What is needed =>
Wherever the word "sociedad" appears in the entries, copy the whole line.

*****

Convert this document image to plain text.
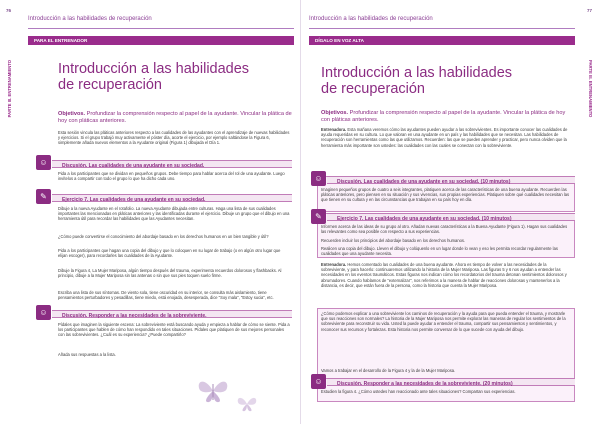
76
Introducción a las habilidades de recuperación
PARA EL ENTRENADOR
PARTE III. ENTRENAMIENTO	Introducción a las habilidades
de recuperación
Objetivos. Profundizar la comprensión respecto al papel de la ayudante. Vincular la plática de hoy con pláticas anteriores.
Esta sesión vincula las pláticas anteriores respecto a las cualidades de las ayudantes con el aprendizaje de nuevas habilidades y ejercicios. Si el grupo trabajó muy activamente el póster día, acorte el ejercicio, por ejemplo saltándose la Figura 6, simplemente añada nuevos elementos a la Ayudante original (Figura 1) dibujada el Día 1.
☺	Discusión. Las cualidades de una ayudante en su sociedad.
Pida a los participantes que se dividan en pequeños grupos. Debe tiempo para hablar acerca del rol de una ayudante. Luego invítelos a compartir con todo el grupo lo que ha dicho cada uno.
✎	Ejercicio 7. Las cualidades de una ayudante en su sociedad.
Dibuje a la nueva Ayudante en el rotafolio. La nueva Ayudante dibujada entre culturas. Haga una lista de sus cualidades importantes las mencionadas en pláticas anteriores y las identificadas durante el ejercicio. Dibuje un grupo que el dibujo en una herramienta útil para recordar las habilidades que las Ayudantes necesitan.
¿Cómo puede convertirse el conocimiento del abordaje basado en los derechos humanos en un bien tangible y útil?
Pida a los participantes que hagan una copia del dibujo y que lo coloquen en su lugar de trabajo (o en algún otro lugar que elijan escoger), para recordarles las cualidades de la Ayudante.
Dibuje la Figura 4, La Mujer Mariposa, algún tiempo después del trauma, experimenta recuerdos dolorosos y flashbacks. Al principio, dibuje a la Mujer Mariposa sin las antenas o sin que sus pies toquen suelo firme.
Escriba una lista de sus síntomas. De viento sola, tiene oscuridad en su interior, se consulta más aislamiento, tiene pensamientos perturbadores y pesadillas, tiene miedo, está enojada, desesperada, dice "Soy mala", "Estoy sucia", etc.
☺	Discusión. Responder a las necesidades de la sobreviviente.
Pídales que imaginen la siguiente escena: La sobreviviente está buscando ayuda y empieza a hablar de cómo se siente. Pida a los participantes que hablen de cómo han respondido en tales situaciones. Pídales que platiquen de sus mejores personales con las sobrevivientes. ¿Cuál es su experiencia? ¿Puede compartirlo?
Añada sus respuestas a la lista.
77
Introducción a las habilidades de recuperación
DÍGALO EN VOZ ALTA
PARTE III. ENTRENAMIENTO
Introducción a las habilidades
de recuperación
Objetivos. Profundizar la comprensión respecto al papel de la ayudante. Vincular la plática de hoy con pláticas anteriores.
Entrenadora. Esta mañana veremos cómo las ayudantes pueden ayudar a las sobrevivientes. Es importante conocer las cualidades de ayuda requeridas en su cultura. Lo que valoran en una ayudante en un país y las habilidades que se necesitan. Las habilidades de recuperación son herramientas como las que utilizamos. Recuerden: las que se pueden aprender y practicar, pero nunca olviden que la herramienta más importante son ustedes: las cualidades con las cuales se conectan con la sobreviviente.
☺	Discusión. Las cualidades de una ayudante en su sociedad. (10 minutos)
Imaginen pequeños grupos de cuatro a seis integrantes, platiquen acerca de las características de una buena ayudante. Recuerden las pláticas anteriores, pero piensen en su situación y sus vivencias, sus propias experiencias. Platiquen sobre qué cualidades necesitan las que tienen en su cultura y en las circunstancias que trabajan en su país hoy en día.
✎	Ejercicio 7. Las cualidades de una ayudante en su sociedad. (10 minutos)
Informen acerca de las ideas de su grupo al otro. Añadan nuevas características a la Buena Ayudante (Figura 1). Hagan sus cualidades las relevantes como sea posible con respecto a sus experiencias.
Recuerden incluir los principios del abordaje basado en los derechos humanos.
Realicen una copia del dibujo. Lleven el dibujo y colóquenlo en un lugar donde lo vean y eso les permita recordar regularmente las cualidades que una ayudante necesita.
Entrenadora. Hemos comentado las cualidades de una buena ayudante. Ahora es tiempo de volver a las necesidades de la sobreviviente, y para hacerlo: continuaremos utilizando la historia de la Mujer Mariposa. Las figuras 5 y 6 nos ayudan a entender las necesidades en los eventos traumáticos. Estas figuras nos indican cómo los recordatorios del trauma detonan sentimientos dolorosos y abrumadores. Cuando hablamos de "externalizar", nos referimos a la manera de hablar de reacciones dolorosas y mantenerlos a la distancia, es decir, que están fuera de la persona, como la historia que cuenta la Mujer Mariposa.
¿Cómo podemos explicar a una sobreviviente los caminos de recuperación y la ayuda para que pueda entender el trauma, y mostrarle que sus reacciones son normales? La historia de la Mujer Mariposa nos permite explorar las maneras de regular los sentimientos de la sobreviviente para reconstruir su vida. Usted la puede ayudar a entender el trauma, compartir sus pensamientos y sentimientos, y reconocer sus recursos y fortalezas. Esta historia nos permite conversar de lo que sucede con ayuda del dibujo.
Vamos a trabajar en el desarrollo de la Figura 4 y la de la Mujer Mariposa.
☺	Discusión. Responder a las necesidades de la sobreviviente. (20 minutos)
Estudien la figura 4. ¿Cómo ustedes han reaccionado ante tales situaciones? Compartan sus experiencias.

*****

Response for this exercise =>
☺	Discusión. Las cualidades de una ayudante en su sociedad.
✎	Ejercicio 7. Las cualidades de una ayudante en su sociedad.
☺	Discusión. Las cualidades de una ayudante en su sociedad. (10 minutos)
✎	Ejercicio 7. Las cualidades de una ayudante en su sociedad. (10 minutos)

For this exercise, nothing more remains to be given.